--- Start ---
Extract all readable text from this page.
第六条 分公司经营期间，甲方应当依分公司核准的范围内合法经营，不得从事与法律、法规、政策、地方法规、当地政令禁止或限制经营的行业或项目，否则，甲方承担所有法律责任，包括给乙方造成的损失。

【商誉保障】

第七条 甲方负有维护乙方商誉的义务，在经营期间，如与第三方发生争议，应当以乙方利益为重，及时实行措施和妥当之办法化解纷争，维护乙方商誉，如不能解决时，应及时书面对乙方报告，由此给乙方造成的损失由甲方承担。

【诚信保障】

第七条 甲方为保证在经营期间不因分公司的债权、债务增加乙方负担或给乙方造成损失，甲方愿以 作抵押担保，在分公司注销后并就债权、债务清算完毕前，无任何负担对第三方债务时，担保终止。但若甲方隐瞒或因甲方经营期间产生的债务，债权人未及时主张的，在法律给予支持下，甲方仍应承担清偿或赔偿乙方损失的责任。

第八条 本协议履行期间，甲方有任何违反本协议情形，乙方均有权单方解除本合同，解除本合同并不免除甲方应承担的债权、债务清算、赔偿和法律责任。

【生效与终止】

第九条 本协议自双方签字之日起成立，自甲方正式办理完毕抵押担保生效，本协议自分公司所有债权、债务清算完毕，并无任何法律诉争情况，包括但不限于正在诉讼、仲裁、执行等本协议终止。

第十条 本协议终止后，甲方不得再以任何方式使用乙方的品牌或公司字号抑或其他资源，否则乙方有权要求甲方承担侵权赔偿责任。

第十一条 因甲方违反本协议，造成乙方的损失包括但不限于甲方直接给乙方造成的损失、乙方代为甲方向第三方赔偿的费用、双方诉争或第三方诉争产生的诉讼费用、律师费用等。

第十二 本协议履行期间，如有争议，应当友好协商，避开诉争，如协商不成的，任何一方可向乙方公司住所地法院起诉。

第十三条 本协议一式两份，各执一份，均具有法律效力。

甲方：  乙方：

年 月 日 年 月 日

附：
--- End ---
▶ [Work to be completed]
Filter for "本协议履行期间". Return all lines that hold it.

▶ [Task solution]
第八条 本协议履行期间，甲方有任何违反本协议情形，乙方均有权单方解除本合同，解除本合同并不免除甲方应承担的债权、债务清算、赔偿和法律责任。
第十二 本协议履行期间，如有争议，应当友好协商，避开诉争，如协商不成的，任何一方可向乙方公司住所地法院起诉。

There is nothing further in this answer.